-------- Stored rows --------

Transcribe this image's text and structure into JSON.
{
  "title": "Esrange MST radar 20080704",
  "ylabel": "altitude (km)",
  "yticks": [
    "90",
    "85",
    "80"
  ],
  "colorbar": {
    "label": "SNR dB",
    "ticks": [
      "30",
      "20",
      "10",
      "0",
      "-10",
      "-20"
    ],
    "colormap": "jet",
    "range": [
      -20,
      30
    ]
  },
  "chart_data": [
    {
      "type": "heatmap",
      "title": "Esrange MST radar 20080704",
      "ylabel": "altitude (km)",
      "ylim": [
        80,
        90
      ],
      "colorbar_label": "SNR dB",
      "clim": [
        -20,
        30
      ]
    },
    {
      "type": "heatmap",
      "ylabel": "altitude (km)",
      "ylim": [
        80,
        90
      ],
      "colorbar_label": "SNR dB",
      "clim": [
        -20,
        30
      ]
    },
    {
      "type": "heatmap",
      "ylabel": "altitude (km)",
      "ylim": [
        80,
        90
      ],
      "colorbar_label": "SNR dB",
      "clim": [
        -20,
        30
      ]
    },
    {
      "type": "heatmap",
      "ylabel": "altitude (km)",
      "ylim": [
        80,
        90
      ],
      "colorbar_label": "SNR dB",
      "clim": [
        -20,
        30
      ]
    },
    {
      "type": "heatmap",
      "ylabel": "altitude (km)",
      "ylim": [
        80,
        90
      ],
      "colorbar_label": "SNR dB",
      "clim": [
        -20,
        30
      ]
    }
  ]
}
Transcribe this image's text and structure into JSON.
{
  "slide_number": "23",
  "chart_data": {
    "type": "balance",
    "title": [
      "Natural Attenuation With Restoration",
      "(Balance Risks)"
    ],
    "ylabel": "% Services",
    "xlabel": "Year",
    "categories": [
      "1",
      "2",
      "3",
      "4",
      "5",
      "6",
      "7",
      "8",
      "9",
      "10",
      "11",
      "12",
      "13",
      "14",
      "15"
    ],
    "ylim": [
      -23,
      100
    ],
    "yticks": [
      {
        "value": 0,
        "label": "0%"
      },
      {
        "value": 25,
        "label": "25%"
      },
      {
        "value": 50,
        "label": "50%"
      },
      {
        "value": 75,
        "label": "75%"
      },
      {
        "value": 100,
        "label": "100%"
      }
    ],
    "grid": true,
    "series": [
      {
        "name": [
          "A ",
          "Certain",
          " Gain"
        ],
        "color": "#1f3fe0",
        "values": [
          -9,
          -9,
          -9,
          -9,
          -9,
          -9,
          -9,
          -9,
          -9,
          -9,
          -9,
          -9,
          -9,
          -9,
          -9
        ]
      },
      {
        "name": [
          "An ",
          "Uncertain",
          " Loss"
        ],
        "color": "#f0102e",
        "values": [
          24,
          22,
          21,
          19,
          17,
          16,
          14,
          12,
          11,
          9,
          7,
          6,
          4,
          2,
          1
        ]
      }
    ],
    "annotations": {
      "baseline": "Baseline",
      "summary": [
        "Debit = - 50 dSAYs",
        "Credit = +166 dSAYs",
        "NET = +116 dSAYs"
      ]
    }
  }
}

--------

**What needs to be done:** Print the material once more, exactly.

**Reply to the task:**
Transcribe this image's text and structure into JSON.
{
  "title": "Esrange MST radar 20080704",
  "ylabel": "altitude (km)",
  "yticks": [
    "90",
    "85",
    "80"
  ],
  "colorbar": {
    "label": "SNR dB",
    "ticks": [
      "30",
      "20",
      "10",
      "0",
      "-10",
      "-20"
    ],
    "colormap": "jet",
    "range": [
      -20,
      30
    ]
  },
  "chart_data": [
    {
      "type": "heatmap",
      "title": "Esrange MST radar 20080704",
      "ylabel": "altitude (km)",
      "ylim": [
        80,
        90
      ],
      "colorbar_label": "SNR dB",
      "clim": [
        -20,
        30
      ]
    },
    {
      "type": "heatmap",
      "ylabel": "altitude (km)",
      "ylim": [
        80,
        90
      ],
      "colorbar_label": "SNR dB",
      "clim": [
        -20,
        30
      ]
    },
    {
      "type": "heatmap",
      "ylabel": "altitude (km)",
      "ylim": [
        80,
        90
      ],
      "colorbar_label": "SNR dB",
      "clim": [
        -20,
        30
      ]
    },
    {
      "type": "heatmap",
      "ylabel": "altitude (km)",
      "ylim": [
        80,
        90
      ],
      "colorbar_label": "SNR dB",
      "clim": [
        -20,
        30
      ]
    },
    {
      "type": "heatmap",
      "ylabel": "altitude (km)",
      "ylim": [
        80,
        90
      ],
      "colorbar_label": "SNR dB",
      "clim": [
        -20,
        30
      ]
    }
  ]
}
Transcribe this image's text and structure into JSON.
{
  "slide_number": "23",
  "chart_data": {
    "type": "balance",
    "title": [
      "Natural Attenuation With Restoration",
      "(Balance Risks)"
    ],
    "ylabel": "% Services",
    "xlabel": "Year",
    "categories": [
      "1",
      "2",
      "3",
      "4",
      "5",
      "6",
      "7",
      "8",
      "9",
      "10",
      "11",
      "12",
      "13",
      "14",
      "15"
    ],
    "ylim": [
      -23,
      100
    ],
    "yticks": [
      {
        "value": 0,
        "label": "0%"
      },
      {
        "value": 25,
        "label": "25%"
      },
      {
        "value": 50,
        "label": "50%"
      },
      {
        "value": 75,
        "label": "75%"
      },
      {
        "value": 100,
        "label": "100%"
      }
    ],
    "grid": true,
    "series": [
      {
        "name": [
          "A ",
          "Certain",
          " Gain"
        ],
        "color": "#1f3fe0",
        "values": [
          -9,
          -9,
          -9,
          -9,
          -9,
          -9,
          -9,
          -9,
          -9,
          -9,
          -9,
          -9,
          -9,
          -9,
          -9
        ]
      },
      {
        "name": [
          "An ",
          "Uncertain",
          " Loss"
        ],
        "color": "#f0102e",
        "values": [
          24,
          22,
          21,
          19,
          17,
          16,
          14,
          12,
          11,
          9,
          7,
          6,
          4,
          2,
          1
        ]
      }
    ],
    "annotations": {
      "baseline": "Baseline",
      "summary": [
        "Debit = - 50 dSAYs",
        "Credit = +166 dSAYs",
        "NET = +116 dSAYs"
      ]
    }
  }
}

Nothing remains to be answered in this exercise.